# Written instruction
Reproduce every line in the listing that contains the word "ylabel".

— BEGIN Material provided —

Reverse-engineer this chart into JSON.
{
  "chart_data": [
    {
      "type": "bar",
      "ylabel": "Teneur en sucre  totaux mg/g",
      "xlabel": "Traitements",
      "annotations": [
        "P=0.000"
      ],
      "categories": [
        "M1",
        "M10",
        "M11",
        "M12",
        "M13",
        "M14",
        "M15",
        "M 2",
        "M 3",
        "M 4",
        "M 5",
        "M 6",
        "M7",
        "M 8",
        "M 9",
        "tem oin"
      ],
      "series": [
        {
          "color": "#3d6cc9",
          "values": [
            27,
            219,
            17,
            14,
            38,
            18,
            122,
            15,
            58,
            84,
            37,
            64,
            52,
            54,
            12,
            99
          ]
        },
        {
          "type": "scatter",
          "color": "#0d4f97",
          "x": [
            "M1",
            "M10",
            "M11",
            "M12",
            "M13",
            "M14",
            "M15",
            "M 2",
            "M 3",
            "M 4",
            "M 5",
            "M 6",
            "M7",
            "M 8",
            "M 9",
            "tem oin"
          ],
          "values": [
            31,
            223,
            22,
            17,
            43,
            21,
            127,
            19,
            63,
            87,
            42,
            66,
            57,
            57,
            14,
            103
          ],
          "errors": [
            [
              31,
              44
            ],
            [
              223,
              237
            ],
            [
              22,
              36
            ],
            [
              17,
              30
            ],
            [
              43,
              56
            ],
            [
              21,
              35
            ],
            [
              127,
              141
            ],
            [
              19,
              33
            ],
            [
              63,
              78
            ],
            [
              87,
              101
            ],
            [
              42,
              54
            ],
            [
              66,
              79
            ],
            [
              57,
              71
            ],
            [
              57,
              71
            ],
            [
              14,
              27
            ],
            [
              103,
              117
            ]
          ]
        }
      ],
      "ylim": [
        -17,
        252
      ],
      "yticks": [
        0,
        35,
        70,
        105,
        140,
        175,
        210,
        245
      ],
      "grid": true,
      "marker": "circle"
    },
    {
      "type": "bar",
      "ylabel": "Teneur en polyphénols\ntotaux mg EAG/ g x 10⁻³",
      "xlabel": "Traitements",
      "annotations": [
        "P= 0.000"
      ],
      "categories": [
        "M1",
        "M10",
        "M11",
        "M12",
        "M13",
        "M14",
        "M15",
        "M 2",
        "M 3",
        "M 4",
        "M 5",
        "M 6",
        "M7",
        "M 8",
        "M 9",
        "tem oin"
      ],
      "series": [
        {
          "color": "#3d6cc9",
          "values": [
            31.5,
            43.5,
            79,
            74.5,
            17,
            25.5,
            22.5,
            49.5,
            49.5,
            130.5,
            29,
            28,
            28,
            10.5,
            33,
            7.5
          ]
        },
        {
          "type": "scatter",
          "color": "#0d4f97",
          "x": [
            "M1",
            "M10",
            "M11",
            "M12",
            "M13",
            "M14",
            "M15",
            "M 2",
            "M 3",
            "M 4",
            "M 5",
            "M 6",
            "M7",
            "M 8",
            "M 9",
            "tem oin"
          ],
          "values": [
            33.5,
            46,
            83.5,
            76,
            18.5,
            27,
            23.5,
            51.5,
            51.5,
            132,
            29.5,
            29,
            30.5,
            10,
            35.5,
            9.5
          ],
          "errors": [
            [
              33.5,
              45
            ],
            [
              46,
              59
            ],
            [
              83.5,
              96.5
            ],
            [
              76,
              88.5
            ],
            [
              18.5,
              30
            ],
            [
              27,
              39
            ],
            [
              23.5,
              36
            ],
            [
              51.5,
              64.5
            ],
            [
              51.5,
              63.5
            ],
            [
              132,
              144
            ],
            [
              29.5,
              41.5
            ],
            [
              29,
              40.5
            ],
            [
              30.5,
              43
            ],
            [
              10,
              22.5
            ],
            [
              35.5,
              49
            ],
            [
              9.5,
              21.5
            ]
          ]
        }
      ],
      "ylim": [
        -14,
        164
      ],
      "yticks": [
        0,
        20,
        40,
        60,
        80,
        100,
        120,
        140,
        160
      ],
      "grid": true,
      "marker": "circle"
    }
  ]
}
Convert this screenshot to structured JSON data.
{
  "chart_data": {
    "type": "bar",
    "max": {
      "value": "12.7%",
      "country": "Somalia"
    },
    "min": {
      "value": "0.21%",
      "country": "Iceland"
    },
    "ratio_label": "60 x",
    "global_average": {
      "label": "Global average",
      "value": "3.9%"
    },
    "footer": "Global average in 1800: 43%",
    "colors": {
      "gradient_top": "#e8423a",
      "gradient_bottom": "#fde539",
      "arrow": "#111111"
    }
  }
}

— END Material provided —

# Exercise answer
      "ylabel": "Teneur en sucre  totaux mg/g",
      "ylabel": "Teneur en polyphénols\ntotaux mg EAG/ g x 10⁻³",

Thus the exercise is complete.